■ What to do
Exactly as given, repeat all of the entries.

■ Record set

— Start —

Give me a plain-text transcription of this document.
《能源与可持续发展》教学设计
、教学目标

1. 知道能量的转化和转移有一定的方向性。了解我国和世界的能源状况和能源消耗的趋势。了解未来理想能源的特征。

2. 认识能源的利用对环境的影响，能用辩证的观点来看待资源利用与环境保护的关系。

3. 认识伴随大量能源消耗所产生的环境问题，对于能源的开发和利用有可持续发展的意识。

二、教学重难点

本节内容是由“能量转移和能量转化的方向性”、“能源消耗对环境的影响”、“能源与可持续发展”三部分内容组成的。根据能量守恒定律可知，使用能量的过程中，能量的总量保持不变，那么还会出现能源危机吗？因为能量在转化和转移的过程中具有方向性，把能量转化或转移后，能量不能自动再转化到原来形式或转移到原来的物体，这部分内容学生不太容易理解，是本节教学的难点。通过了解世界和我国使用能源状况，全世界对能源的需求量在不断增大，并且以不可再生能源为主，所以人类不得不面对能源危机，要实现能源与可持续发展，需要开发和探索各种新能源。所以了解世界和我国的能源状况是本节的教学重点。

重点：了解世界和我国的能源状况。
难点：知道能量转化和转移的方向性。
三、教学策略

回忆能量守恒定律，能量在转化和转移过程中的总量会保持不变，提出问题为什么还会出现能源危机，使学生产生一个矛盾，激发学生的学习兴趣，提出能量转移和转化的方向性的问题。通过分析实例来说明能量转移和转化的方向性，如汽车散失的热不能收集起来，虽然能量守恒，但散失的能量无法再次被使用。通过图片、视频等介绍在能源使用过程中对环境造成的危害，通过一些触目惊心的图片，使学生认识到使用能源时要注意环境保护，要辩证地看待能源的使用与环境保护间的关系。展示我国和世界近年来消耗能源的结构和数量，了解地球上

— End —

■ Response to the exercise
Give me a plain-text transcription of this document.
《能源与可持续发展》教学设计
、教学目标

1. 知道能量的转化和转移有一定的方向性。了解我国和世界的能源状况和能源消耗的趋势。了解未来理想能源的特征。

2. 认识能源的利用对环境的影响，能用辩证的观点来看待资源利用与环境保护的关系。

3. 认识伴随大量能源消耗所产生的环境问题，对于能源的开发和利用有可持续发展的意识。

二、教学重难点

本节内容是由“能量转移和能量转化的方向性”、“能源消耗对环境的影响”、“能源与可持续发展”三部分内容组成的。根据能量守恒定律可知，使用能量的过程中，能量的总量保持不变，那么还会出现能源危机吗？因为能量在转化和转移的过程中具有方向性，把能量转化或转移后，能量不能自动再转化到原来形式或转移到原来的物体，这部分内容学生不太容易理解，是本节教学的难点。通过了解世界和我国使用能源状况，全世界对能源的需求量在不断增大，并且以不可再生能源为主，所以人类不得不面对能源危机，要实现能源与可持续发展，需要开发和探索各种新能源。所以了解世界和我国的能源状况是本节的教学重点。

重点：了解世界和我国的能源状况。
难点：知道能量转化和转移的方向性。
三、教学策略

回忆能量守恒定律，能量在转化和转移过程中的总量会保持不变，提出问题为什么还会出现能源危机，使学生产生一个矛盾，激发学生的学习兴趣，提出能量转移和转化的方向性的问题。通过分析实例来说明能量转移和转化的方向性，如汽车散失的热不能收集起来，虽然能量守恒，但散失的能量无法再次被使用。通过图片、视频等介绍在能源使用过程中对环境造成的危害，通过一些触目惊心的图片，使学生认识到使用能源时要注意环境保护，要辩证地看待能源的使用与环境保护间的关系。展示我国和世界近年来消耗能源的结构和数量，了解地球上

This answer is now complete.